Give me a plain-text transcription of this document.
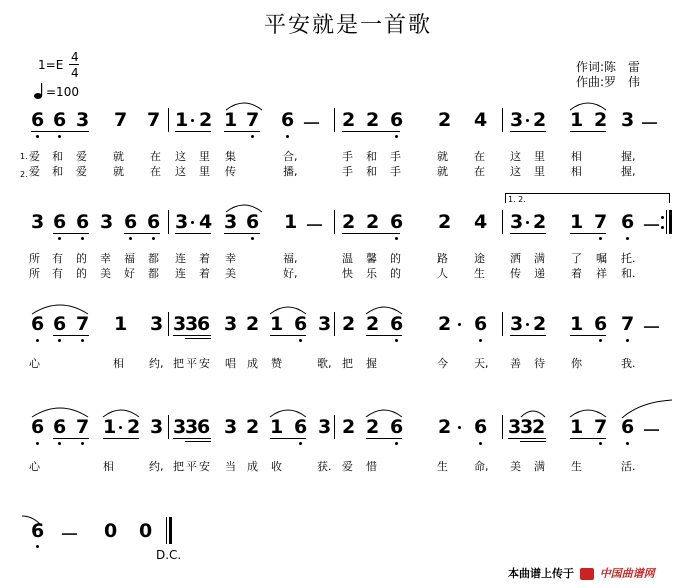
平安就是一首歌
1=E
4
4
=100
作词:陈　雷
作曲:罗　伟
6 6 3 7 7 1 2 1 7 6 － 2 2 6 2 4 3 2 1 2 3 －
1. 爱 和 爱 就 在 这 里 集	合,	手 和 手	就 在 这 里 相	握,
2. 爱 和 爱 就 在 这 里 传	播,	手 和 手	就 在 这 里 相	握,
1. 2.
3 6 6 3 6 6 3 4 3 6 1 － 2 2 6 2 4 3 2 1 7 6 －
所 有 的 幸 福 都 连 着 幸	福,	温 馨 的	路 途 洒 满 了 嘱 托.
所 有 的 美 好 都 连 着 美	好,	快 乐 的	人 生 传 递 着 祥 和.
6 6 7 1 3 3
3
6 3 2 1 6 3 2 2 6 2 6 3 2 1 6 7 －
心	相 约, 把 平 安 唱 成 赞	歌, 把 握	今 天, 善 待 你	我.
6 6 7 1 2 3 3
3
6 3 2 1 6 3 2 2 6 2 6 3
3
2 1 7 6 －
心	相	约, 把 平 安 当 成 收	获. 爱 惜	生 命, 美 满 生	活.
6 － 0 0
D.C.
本曲谱上传于 中国曲谱网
+++
• Written task:
Write out each line of the data exactly; the images should be left out.

• Task output:
Give me a plain-text transcription of this document.
平安就是一首歌
1=E
4
4
=100
作词:陈　雷
作曲:罗　伟
6 6 3 7 7 1 2 1 7 6 － 2 2 6 2 4 3 2 1 2 3 －
1. 爱 和 爱 就 在 这 里 集	合,	手 和 手	就 在 这 里 相	握,
2. 爱 和 爱 就 在 这 里 传	播,	手 和 手	就 在 这 里 相	握,
1. 2.
3 6 6 3 6 6 3 4 3 6 1 － 2 2 6 2 4 3 2 1 7 6 －
所 有 的 幸 福 都 连 着 幸	福,	温 馨 的	路 途 洒 满 了 嘱 托.
所 有 的 美 好 都 连 着 美	好,	快 乐 的	人 生 传 递 着 祥 和.
6 6 7 1 3 3
3
6 3 2 1 6 3 2 2 6 2 6 3 2 1 6 7 －
心	相 约, 把 平 安 唱 成 赞	歌, 把 握	今 天, 善 待 你	我.
6 6 7 1 2 3 3
3
6 3 2 1 6 3 2 2 6 2 6 3
3
2 1 7 6 －
心	相	约, 把 平 安 当 成 收	获. 爱 惜	生 命, 美 满 生	活.
6 － 0 0
D.C.
本曲谱上传于 中国曲谱网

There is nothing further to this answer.